___ Material shown

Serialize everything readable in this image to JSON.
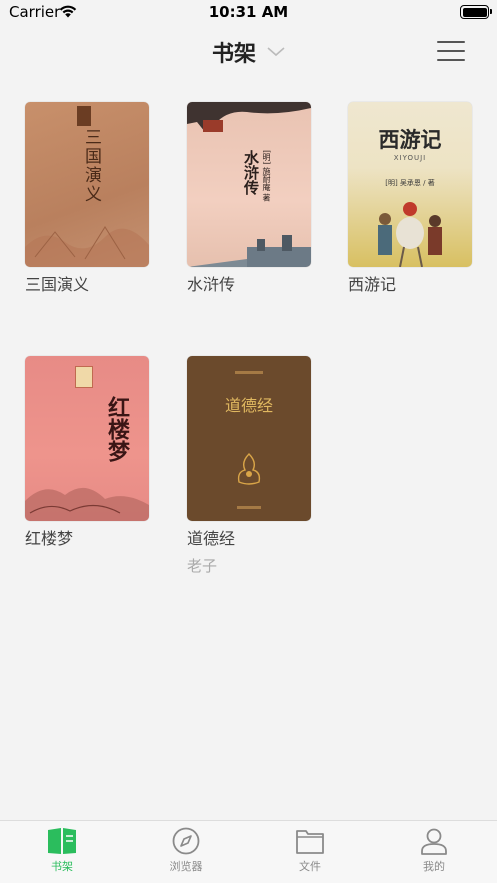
{
  "status_bar": {
    "carrier": "Carrier",
    "time": "10:31 AM"
  },
  "nav": {
    "title": "书架"
  },
  "books": [
    {
      "title": "三国演义",
      "author": "",
      "cover_text": "三国演义"
    },
    {
      "title": "水浒传",
      "author": "",
      "cover_text": "水浒传",
      "cover_sub": "[明] 施耐庵 著"
    },
    {
      "title": "西游记",
      "author": "",
      "cover_text": "西游记",
      "cover_sub": "XIYOUJI",
      "cover_credit": "[明] 吴承恩 / 著"
    },
    {
      "title": "红楼梦",
      "author": "",
      "cover_text": "红楼梦"
    },
    {
      "title": "道德经",
      "author": "老子",
      "cover_text": "道德经"
    }
  ],
  "tabs": [
    {
      "label": "书架",
      "icon": "bookshelf-icon",
      "active": true
    },
    {
      "label": "浏览器",
      "icon": "compass-icon",
      "active": false
    },
    {
      "label": "文件",
      "icon": "folder-icon",
      "active": false
    },
    {
      "label": "我的",
      "icon": "person-icon",
      "active": false
    }
  ],
  "colors": {
    "accent": "#2bbd5d",
    "background": "#f3f3f3"
  }
}
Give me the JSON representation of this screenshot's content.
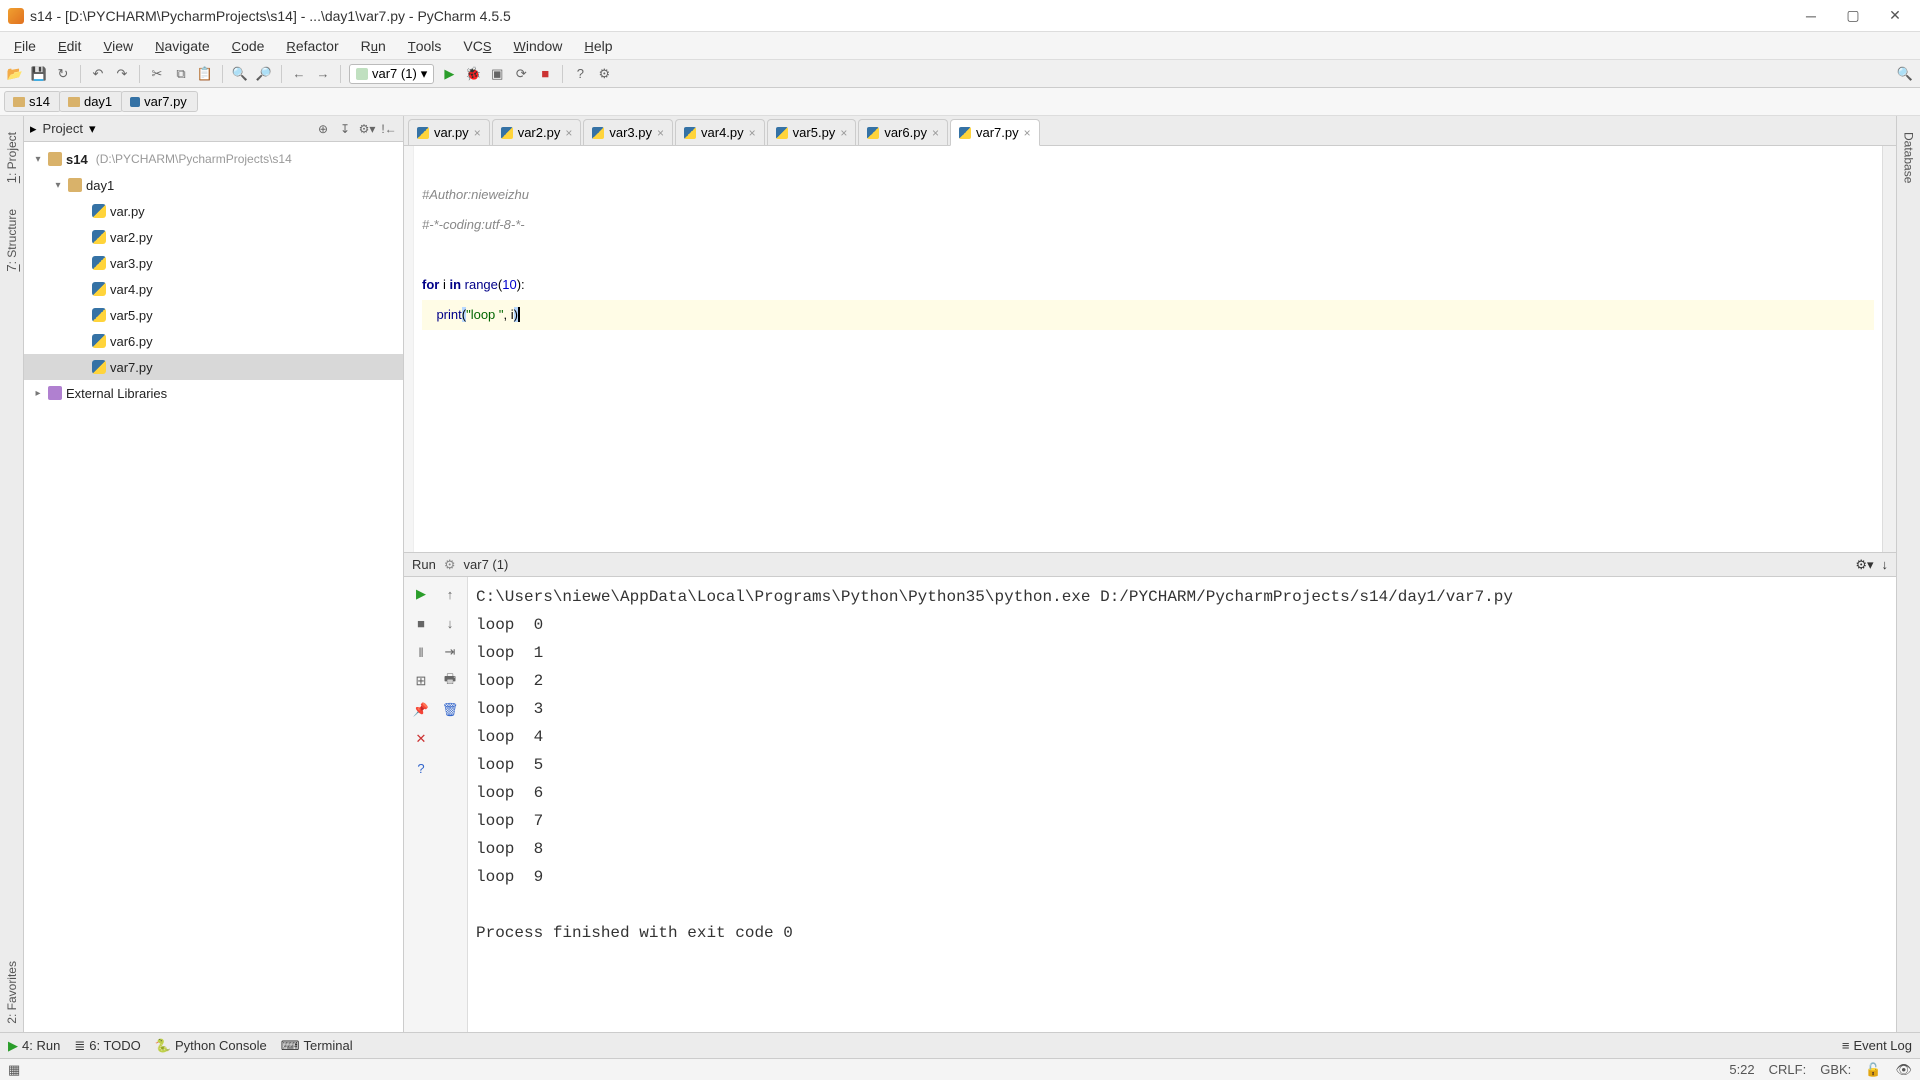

______

Find the string "title" in the records, then copy each line where it occurs.

-- Exercise solution --
    "title": "书架"
      "title": "三国演义",
      "title": "水浒传",
      "title": "西游记",
      "title": "红楼梦",
      "title": "道德经",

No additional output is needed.